> **Work to complete**: Give the listing again in full, exactly as written.

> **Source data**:
====

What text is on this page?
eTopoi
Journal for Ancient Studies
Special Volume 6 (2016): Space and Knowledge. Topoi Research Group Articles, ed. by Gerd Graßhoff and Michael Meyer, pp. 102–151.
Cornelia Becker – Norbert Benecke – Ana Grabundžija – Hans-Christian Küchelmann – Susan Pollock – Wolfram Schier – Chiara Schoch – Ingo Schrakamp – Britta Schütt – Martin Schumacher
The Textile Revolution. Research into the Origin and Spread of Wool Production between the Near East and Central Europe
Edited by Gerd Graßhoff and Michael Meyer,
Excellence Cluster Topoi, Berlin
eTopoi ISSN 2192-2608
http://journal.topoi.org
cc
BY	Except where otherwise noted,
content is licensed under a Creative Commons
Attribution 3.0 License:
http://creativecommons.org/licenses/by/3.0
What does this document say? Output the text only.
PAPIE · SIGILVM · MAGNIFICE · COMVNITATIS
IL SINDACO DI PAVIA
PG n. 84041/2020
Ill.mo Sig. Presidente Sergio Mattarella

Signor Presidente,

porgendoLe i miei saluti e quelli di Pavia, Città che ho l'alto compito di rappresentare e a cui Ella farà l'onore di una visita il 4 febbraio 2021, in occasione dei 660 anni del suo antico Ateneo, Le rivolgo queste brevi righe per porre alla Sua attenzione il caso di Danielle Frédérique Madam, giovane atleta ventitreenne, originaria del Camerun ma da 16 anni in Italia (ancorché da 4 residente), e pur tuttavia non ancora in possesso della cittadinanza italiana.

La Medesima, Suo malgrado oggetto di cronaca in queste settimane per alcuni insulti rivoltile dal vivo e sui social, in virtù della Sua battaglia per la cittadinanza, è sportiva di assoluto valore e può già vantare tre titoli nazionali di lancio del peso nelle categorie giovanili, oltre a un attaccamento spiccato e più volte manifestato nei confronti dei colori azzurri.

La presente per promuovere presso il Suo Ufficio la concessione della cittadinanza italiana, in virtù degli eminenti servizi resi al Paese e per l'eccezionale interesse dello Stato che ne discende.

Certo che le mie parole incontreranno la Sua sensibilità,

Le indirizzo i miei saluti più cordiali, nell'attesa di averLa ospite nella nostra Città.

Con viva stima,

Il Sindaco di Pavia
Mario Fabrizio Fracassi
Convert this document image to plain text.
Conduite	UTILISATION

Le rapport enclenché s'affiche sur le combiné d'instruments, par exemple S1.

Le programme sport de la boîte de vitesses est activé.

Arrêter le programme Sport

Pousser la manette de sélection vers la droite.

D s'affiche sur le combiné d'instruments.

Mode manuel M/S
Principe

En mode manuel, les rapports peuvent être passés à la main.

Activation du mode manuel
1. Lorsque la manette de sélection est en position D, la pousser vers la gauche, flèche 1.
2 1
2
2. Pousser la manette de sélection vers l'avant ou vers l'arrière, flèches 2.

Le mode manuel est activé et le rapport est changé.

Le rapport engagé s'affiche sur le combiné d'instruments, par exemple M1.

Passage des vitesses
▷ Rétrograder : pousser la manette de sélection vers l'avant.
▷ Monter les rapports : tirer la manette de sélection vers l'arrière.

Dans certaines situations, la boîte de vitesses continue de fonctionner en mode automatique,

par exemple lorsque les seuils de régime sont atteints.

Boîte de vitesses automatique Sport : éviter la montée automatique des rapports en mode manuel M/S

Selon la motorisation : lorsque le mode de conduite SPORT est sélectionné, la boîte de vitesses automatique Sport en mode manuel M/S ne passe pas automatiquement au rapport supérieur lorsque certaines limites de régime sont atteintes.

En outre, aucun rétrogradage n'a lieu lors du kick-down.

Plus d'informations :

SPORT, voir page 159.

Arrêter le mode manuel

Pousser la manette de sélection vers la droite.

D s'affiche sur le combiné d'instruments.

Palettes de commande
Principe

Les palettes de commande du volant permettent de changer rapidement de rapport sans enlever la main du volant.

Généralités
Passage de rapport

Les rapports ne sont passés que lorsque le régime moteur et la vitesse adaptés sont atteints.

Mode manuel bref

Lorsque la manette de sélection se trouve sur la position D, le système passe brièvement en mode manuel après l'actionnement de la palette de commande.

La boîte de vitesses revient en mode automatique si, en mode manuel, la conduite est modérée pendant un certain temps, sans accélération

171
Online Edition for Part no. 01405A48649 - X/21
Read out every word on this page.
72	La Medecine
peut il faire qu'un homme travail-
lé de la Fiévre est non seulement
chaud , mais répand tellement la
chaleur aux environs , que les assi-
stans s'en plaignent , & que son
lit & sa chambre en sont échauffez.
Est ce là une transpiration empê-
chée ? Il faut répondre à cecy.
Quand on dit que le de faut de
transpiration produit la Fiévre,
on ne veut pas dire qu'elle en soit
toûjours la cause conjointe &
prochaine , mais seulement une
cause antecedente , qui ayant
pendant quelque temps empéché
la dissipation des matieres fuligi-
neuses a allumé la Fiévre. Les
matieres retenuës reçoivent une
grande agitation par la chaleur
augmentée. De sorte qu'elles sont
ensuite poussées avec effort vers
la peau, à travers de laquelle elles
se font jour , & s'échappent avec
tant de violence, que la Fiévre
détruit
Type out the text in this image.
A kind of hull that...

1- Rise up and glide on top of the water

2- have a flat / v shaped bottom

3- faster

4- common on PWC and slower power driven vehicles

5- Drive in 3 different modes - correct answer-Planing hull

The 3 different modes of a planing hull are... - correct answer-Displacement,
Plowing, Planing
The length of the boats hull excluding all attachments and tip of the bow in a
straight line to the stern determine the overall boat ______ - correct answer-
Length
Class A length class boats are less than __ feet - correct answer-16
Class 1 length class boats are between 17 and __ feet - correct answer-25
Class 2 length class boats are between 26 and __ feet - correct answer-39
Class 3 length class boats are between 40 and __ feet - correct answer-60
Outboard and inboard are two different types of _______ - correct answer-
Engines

====

> **Result of the task**:
What text is on this page?
eTopoi
Journal for Ancient Studies
Special Volume 6 (2016): Space and Knowledge. Topoi Research Group Articles, ed. by Gerd Graßhoff and Michael Meyer, pp. 102–151.
Cornelia Becker – Norbert Benecke – Ana Grabundžija – Hans-Christian Küchelmann – Susan Pollock – Wolfram Schier – Chiara Schoch – Ingo Schrakamp – Britta Schütt – Martin Schumacher
The Textile Revolution. Research into the Origin and Spread of Wool Production between the Near East and Central Europe
Edited by Gerd Graßhoff and Michael Meyer,
Excellence Cluster Topoi, Berlin
eTopoi ISSN 2192-2608
http://journal.topoi.org
cc
BY	Except where otherwise noted,
content is licensed under a Creative Commons
Attribution 3.0 License:
http://creativecommons.org/licenses/by/3.0
What does this document say? Output the text only.
PAPIE · SIGILVM · MAGNIFICE · COMVNITATIS
IL SINDACO DI PAVIA
PG n. 84041/2020
Ill.mo Sig. Presidente Sergio Mattarella

Signor Presidente,

porgendoLe i miei saluti e quelli di Pavia, Città che ho l'alto compito di rappresentare e a cui Ella farà l'onore di una visita il 4 febbraio 2021, in occasione dei 660 anni del suo antico Ateneo, Le rivolgo queste brevi righe per porre alla Sua attenzione il caso di Danielle Frédérique Madam, giovane atleta ventitreenne, originaria del Camerun ma da 16 anni in Italia (ancorché da 4 residente), e pur tuttavia non ancora in possesso della cittadinanza italiana.

La Medesima, Suo malgrado oggetto di cronaca in queste settimane per alcuni insulti rivoltile dal vivo e sui social, in virtù della Sua battaglia per la cittadinanza, è sportiva di assoluto valore e può già vantare tre titoli nazionali di lancio del peso nelle categorie giovanili, oltre a un attaccamento spiccato e più volte manifestato nei confronti dei colori azzurri.

La presente per promuovere presso il Suo Ufficio la concessione della cittadinanza italiana, in virtù degli eminenti servizi resi al Paese e per l'eccezionale interesse dello Stato che ne discende.

Certo che le mie parole incontreranno la Sua sensibilità,

Le indirizzo i miei saluti più cordiali, nell'attesa di averLa ospite nella nostra Città.

Con viva stima,

Il Sindaco di Pavia
Mario Fabrizio Fracassi
Convert this document image to plain text.
Conduite	UTILISATION

Le rapport enclenché s'affiche sur le combiné d'instruments, par exemple S1.

Le programme sport de la boîte de vitesses est activé.

Arrêter le programme Sport

Pousser la manette de sélection vers la droite.

D s'affiche sur le combiné d'instruments.

Mode manuel M/S
Principe

En mode manuel, les rapports peuvent être passés à la main.

Activation du mode manuel
1. Lorsque la manette de sélection est en position D, la pousser vers la gauche, flèche 1.
2 1
2
2. Pousser la manette de sélection vers l'avant ou vers l'arrière, flèches 2.

Le mode manuel est activé et le rapport est changé.

Le rapport engagé s'affiche sur le combiné d'instruments, par exemple M1.

Passage des vitesses
▷ Rétrograder : pousser la manette de sélection vers l'avant.
▷ Monter les rapports : tirer la manette de sélection vers l'arrière.

Dans certaines situations, la boîte de vitesses continue de fonctionner en mode automatique,

par exemple lorsque les seuils de régime sont atteints.

Boîte de vitesses automatique Sport : éviter la montée automatique des rapports en mode manuel M/S

Selon la motorisation : lorsque le mode de conduite SPORT est sélectionné, la boîte de vitesses automatique Sport en mode manuel M/S ne passe pas automatiquement au rapport supérieur lorsque certaines limites de régime sont atteintes.

En outre, aucun rétrogradage n'a lieu lors du kick-down.

Plus d'informations :

SPORT, voir page 159.

Arrêter le mode manuel

Pousser la manette de sélection vers la droite.

D s'affiche sur le combiné d'instruments.

Palettes de commande
Principe

Les palettes de commande du volant permettent de changer rapidement de rapport sans enlever la main du volant.

Généralités
Passage de rapport

Les rapports ne sont passés que lorsque le régime moteur et la vitesse adaptés sont atteints.

Mode manuel bref

Lorsque la manette de sélection se trouve sur la position D, le système passe brièvement en mode manuel après l'actionnement de la palette de commande.

La boîte de vitesses revient en mode automatique si, en mode manuel, la conduite est modérée pendant un certain temps, sans accélération

171
Online Edition for Part no. 01405A48649 - X/21
Read out every word on this page.
72	La Medecine
peut il faire qu'un homme travail-
lé de la Fiévre est non seulement
chaud , mais répand tellement la
chaleur aux environs , que les assi-
stans s'en plaignent , & que son
lit & sa chambre en sont échauffez.
Est ce là une transpiration empê-
chée ? Il faut répondre à cecy.
Quand on dit que le de faut de
transpiration produit la Fiévre,
on ne veut pas dire qu'elle en soit
toûjours la cause conjointe &
prochaine , mais seulement une
cause antecedente , qui ayant
pendant quelque temps empéché
la dissipation des matieres fuligi-
neuses a allumé la Fiévre. Les
matieres retenuës reçoivent une
grande agitation par la chaleur
augmentée. De sorte qu'elles sont
ensuite poussées avec effort vers
la peau, à travers de laquelle elles
se font jour , & s'échappent avec
tant de violence, que la Fiévre
détruit
Type out the text in this image.
A kind of hull that...

1- Rise up and glide on top of the water

2- have a flat / v shaped bottom

3- faster

4- common on PWC and slower power driven vehicles

5- Drive in 3 different modes - correct answer-Planing hull

The 3 different modes of a planing hull are... - correct answer-Displacement,
Plowing, Planing
The length of the boats hull excluding all attachments and tip of the bow in a
straight line to the stern determine the overall boat ______ - correct answer-
Length
Class A length class boats are less than __ feet - correct answer-16
Class 1 length class boats are between 17 and __ feet - correct answer-25
Class 2 length class boats are between 26 and __ feet - correct answer-39
Class 3 length class boats are between 40 and __ feet - correct answer-60
Outboard and inboard are two different types of _______ - correct answer-
Engines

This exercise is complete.